Source excerpt:
^^^^

So not only are these top students, the ones against whom our top students will be competing, taking science all four years of high school, they’re actually taking the equivalent of  12 years. And where our students might be taking five to seven hours per week of math and the same amount of science…well, you get the picture. Oh, and the school day is nine hours long.

I’m not trying to go all Thomas Friedman on you, but isn’t it glaringly obvious why U.S. students fare so badly on international comparisons? And the empirical evidence I gathered today suggests that the gap would be even greater if we compared our top students to, say, Turkey’s.

I wrote on this blog last week that I wasn’t overly impressed with the Gülen school in Izmir, not because it wasn’t a fine school, but because it was the equivalent of an elite private U.S. school, filled with kids from wealthy families. It’s a lot easier to be a top performer when you’re working with kids from wealthy families. Study after study has shown this to be true.

Such is not the case at Büyükkoyuncu. Yes, the kids are high-performing, especially those at the science school. To gain admittance, they must ace a 100-question test, which, according to physics teacher Murat Demirors, is a difficult test of general scholastic aptitude.

High schools physics teacher Murat Demirors

“You had better score a 97 or higher if you want to have a chance to get in,” said Demirors, who earned a master’s degree in physics from City University of New York. But the students who get in come from all walks of life.

“Teaching here is a challenge because the students are really good,” Demirors said as we ate a four-course school cafeteria lunch (it was superb and may well have been several cuts above what the students get, but I’ll never know for sure). “As a teacher, you have to be prepared every day. I have to study two hours each night to keep ahead of the students.”

Here’s one of several kickers: All 110 science students get full scholarships. That’s right. It costs them nothing to attend one of the top 10 private high schools in Turkey. Students in the other section of the school pay $4,500 per year, plus $1,700 for students who board at the school (200 of the 600). But 30 percent of the language-focused students are on full scholarships as well.

Alptekin said that the school solicits donations from businessmen in Konya to fund scholarships.

^^^^

Material:
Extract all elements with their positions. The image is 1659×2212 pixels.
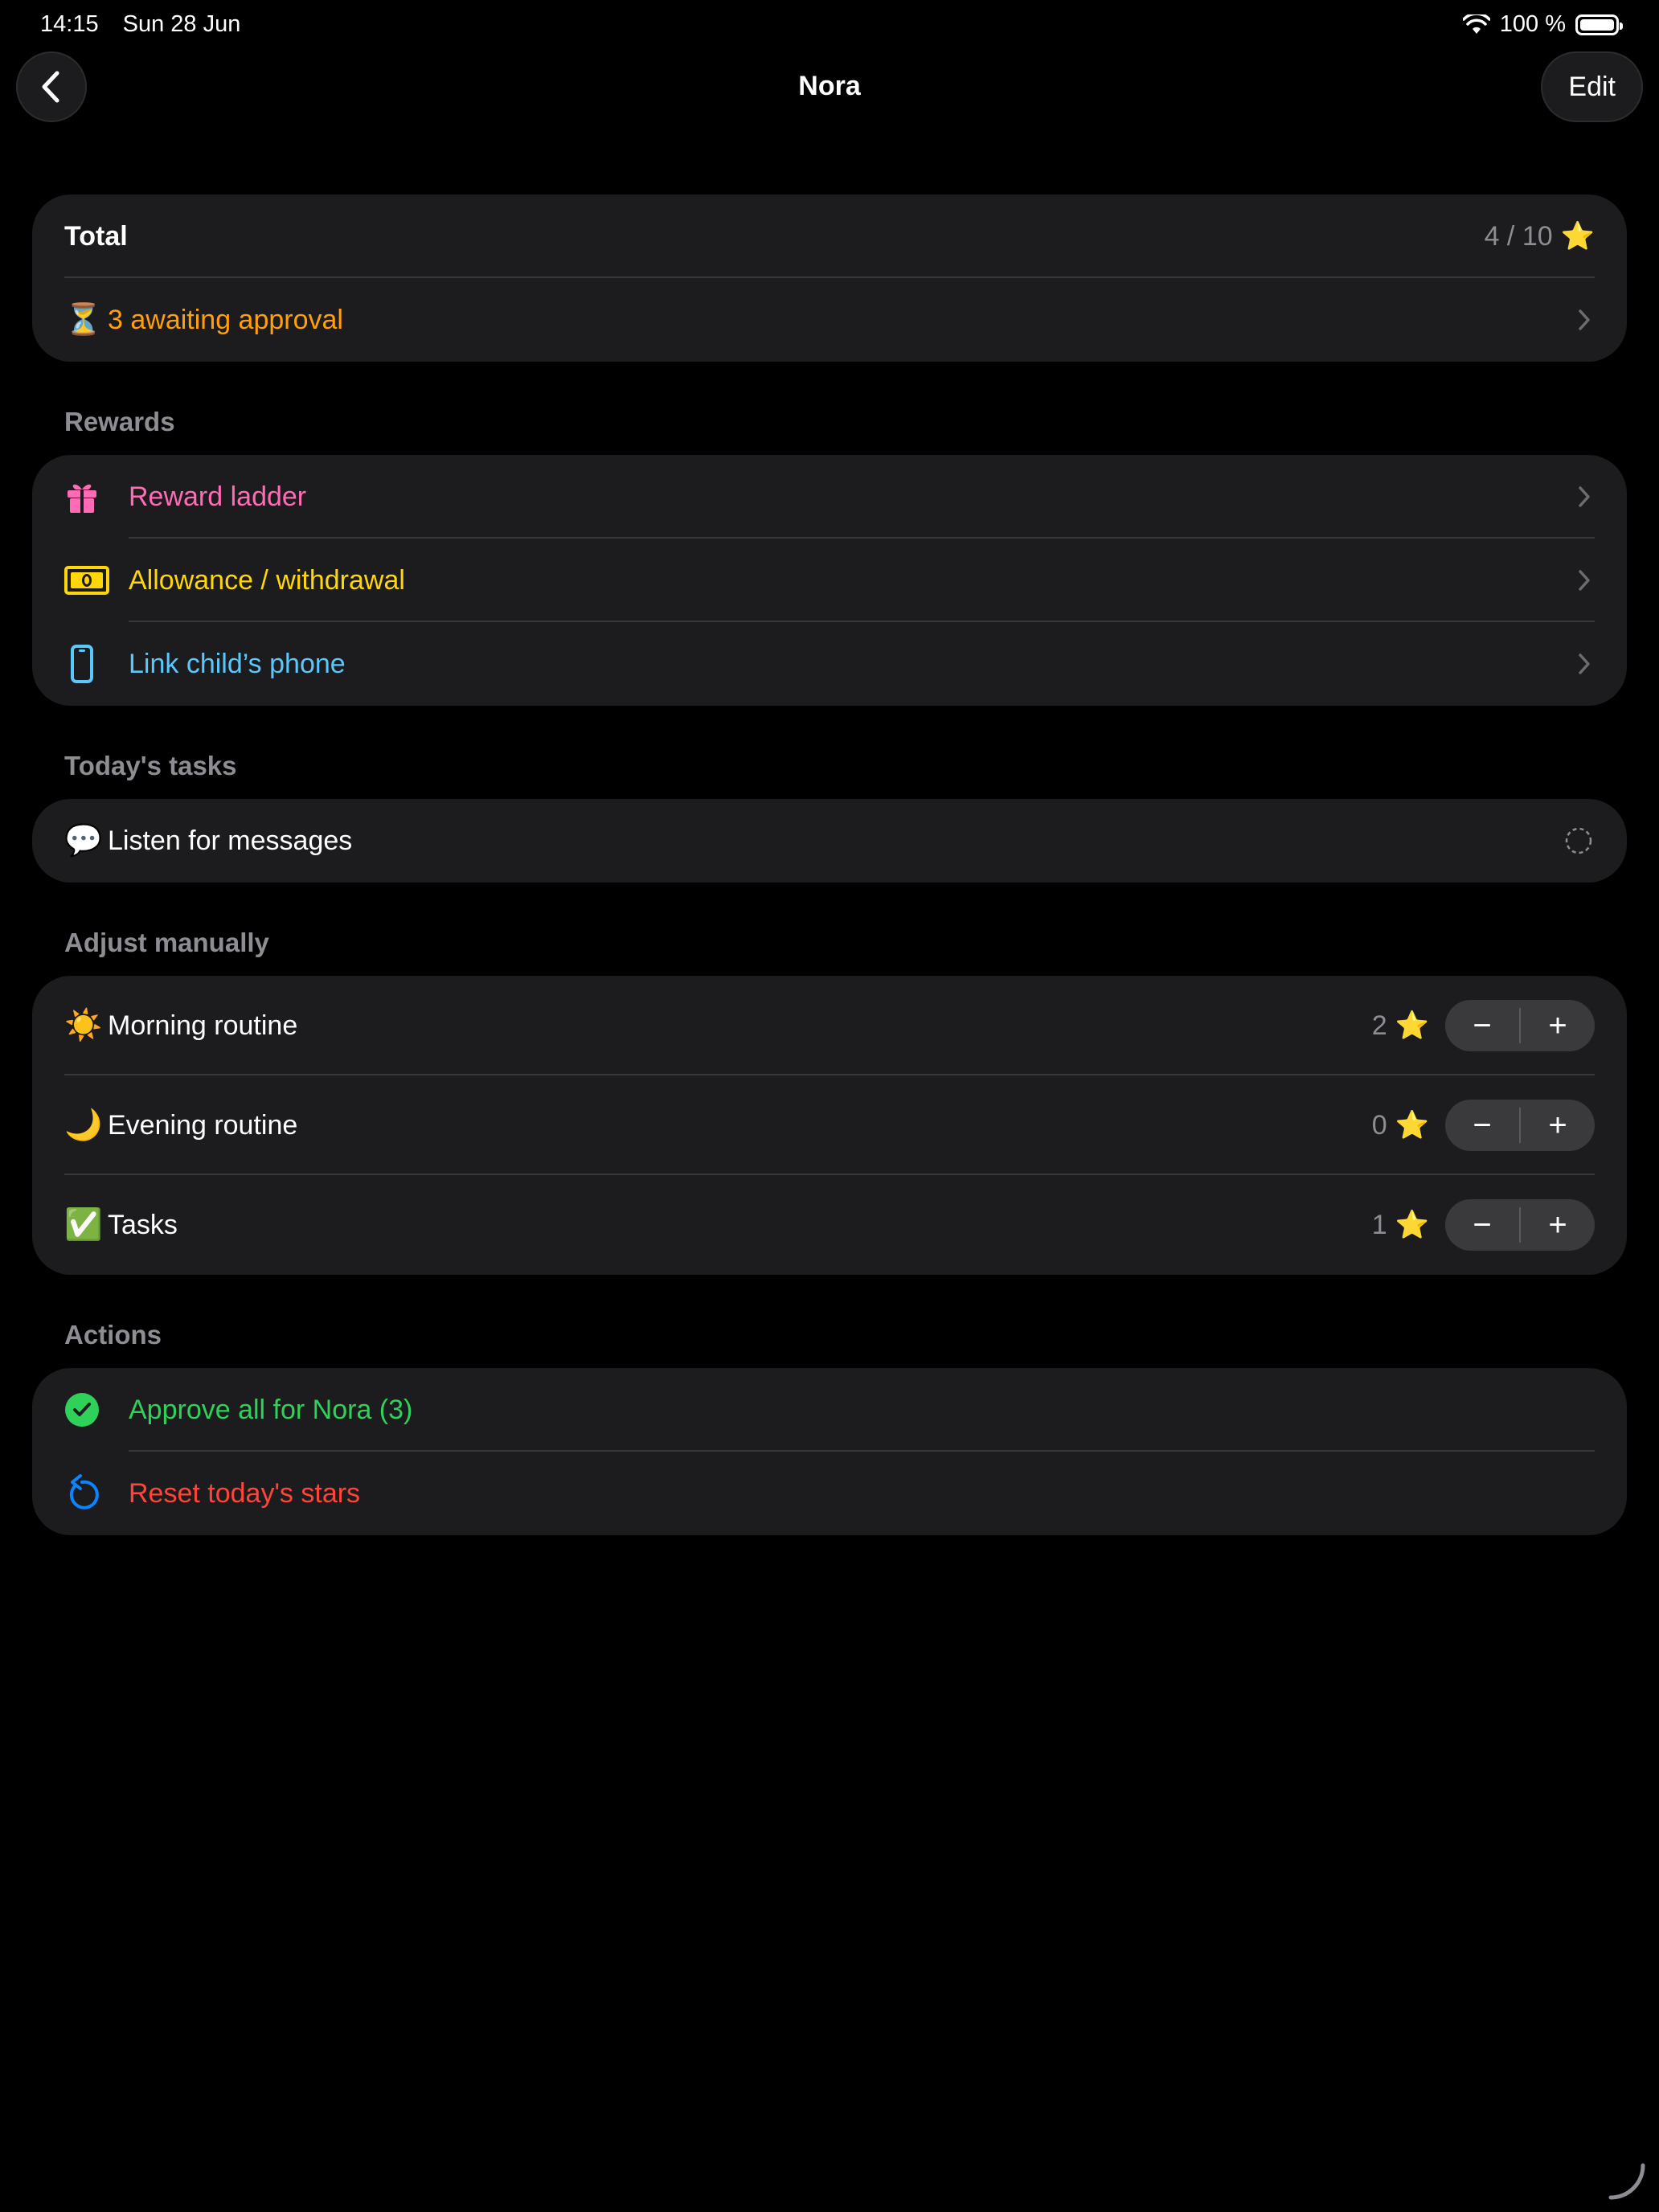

^^^^

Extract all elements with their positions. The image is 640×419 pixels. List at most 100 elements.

^^^^

Answer from the excerpt on the Büyükkoyuncu school:
1. How long is the school day?
2. What score does Murat Demirors say a student needs for a chance at admission?
3. How many science students receive full scholarships?
The data won't be used here.

1. Nine hours.
2. A 97 or higher.
3. All 110.